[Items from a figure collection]

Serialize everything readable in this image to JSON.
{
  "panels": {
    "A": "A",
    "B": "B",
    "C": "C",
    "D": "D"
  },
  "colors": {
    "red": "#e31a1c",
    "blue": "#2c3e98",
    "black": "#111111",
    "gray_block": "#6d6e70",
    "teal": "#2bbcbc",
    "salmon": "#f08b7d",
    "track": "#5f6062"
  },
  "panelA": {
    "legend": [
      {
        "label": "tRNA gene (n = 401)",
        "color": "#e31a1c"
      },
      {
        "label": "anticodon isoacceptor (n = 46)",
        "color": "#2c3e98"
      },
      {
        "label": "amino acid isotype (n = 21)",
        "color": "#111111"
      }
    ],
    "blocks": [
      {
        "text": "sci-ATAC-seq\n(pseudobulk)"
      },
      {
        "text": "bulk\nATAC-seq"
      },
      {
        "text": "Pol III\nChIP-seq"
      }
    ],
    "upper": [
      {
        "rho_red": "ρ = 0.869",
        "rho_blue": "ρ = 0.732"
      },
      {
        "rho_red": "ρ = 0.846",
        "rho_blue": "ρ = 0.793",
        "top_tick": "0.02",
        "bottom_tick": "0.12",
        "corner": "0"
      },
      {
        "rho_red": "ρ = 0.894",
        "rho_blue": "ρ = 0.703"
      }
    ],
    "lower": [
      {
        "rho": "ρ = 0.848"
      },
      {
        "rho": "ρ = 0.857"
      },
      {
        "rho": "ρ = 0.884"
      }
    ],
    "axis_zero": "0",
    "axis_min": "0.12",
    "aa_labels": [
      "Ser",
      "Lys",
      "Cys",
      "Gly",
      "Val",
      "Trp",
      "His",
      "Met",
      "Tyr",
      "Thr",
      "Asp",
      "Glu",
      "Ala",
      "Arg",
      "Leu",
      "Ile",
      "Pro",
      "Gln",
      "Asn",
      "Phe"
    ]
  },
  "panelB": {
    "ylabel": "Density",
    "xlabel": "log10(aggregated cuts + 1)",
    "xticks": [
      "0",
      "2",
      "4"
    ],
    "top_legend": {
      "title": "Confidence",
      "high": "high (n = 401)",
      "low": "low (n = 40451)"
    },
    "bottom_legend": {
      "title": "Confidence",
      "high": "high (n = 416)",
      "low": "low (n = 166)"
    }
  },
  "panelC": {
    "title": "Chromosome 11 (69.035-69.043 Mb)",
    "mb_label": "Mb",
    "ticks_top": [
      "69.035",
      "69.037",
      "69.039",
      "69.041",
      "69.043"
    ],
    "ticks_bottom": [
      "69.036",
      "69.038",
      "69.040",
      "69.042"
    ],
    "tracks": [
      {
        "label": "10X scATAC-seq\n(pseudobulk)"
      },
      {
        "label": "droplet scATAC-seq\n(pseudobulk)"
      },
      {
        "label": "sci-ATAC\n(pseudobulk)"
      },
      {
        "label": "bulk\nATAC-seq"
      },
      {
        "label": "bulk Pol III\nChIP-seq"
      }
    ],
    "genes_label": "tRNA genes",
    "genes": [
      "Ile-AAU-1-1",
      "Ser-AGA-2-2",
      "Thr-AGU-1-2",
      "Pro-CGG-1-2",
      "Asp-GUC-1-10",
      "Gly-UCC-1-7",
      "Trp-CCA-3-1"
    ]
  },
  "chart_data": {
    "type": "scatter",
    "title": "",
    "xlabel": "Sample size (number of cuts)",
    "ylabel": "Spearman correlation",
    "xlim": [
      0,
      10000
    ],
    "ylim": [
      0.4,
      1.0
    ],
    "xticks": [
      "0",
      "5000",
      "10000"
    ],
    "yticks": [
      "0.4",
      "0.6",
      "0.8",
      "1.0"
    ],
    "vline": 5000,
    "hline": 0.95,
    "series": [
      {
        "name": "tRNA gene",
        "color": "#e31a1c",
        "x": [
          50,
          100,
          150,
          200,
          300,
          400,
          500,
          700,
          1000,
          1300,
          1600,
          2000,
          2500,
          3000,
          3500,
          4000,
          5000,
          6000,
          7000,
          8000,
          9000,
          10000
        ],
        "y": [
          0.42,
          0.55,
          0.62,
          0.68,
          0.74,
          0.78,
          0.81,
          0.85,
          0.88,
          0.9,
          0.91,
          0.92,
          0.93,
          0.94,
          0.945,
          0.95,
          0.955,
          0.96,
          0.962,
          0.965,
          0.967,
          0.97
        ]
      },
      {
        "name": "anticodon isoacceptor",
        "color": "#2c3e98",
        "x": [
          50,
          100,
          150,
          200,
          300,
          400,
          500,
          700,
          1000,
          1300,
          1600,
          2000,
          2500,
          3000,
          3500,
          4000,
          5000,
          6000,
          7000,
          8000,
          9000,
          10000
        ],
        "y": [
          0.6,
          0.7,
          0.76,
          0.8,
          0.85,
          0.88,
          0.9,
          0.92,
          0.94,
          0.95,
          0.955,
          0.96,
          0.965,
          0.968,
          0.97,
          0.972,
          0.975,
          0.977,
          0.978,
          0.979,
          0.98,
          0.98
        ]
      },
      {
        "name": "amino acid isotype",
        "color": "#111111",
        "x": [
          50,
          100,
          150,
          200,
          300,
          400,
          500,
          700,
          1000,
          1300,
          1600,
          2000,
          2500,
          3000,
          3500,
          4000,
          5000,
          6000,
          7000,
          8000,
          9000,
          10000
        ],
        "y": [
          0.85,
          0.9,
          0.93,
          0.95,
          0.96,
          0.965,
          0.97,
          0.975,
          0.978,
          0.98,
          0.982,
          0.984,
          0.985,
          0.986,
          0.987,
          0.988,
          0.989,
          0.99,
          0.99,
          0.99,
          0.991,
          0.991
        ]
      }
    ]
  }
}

▸ **The task**
Using the records above, state how many lines contain "anticodon"; a single number is the whole answer.

▸ **Exercise response**
2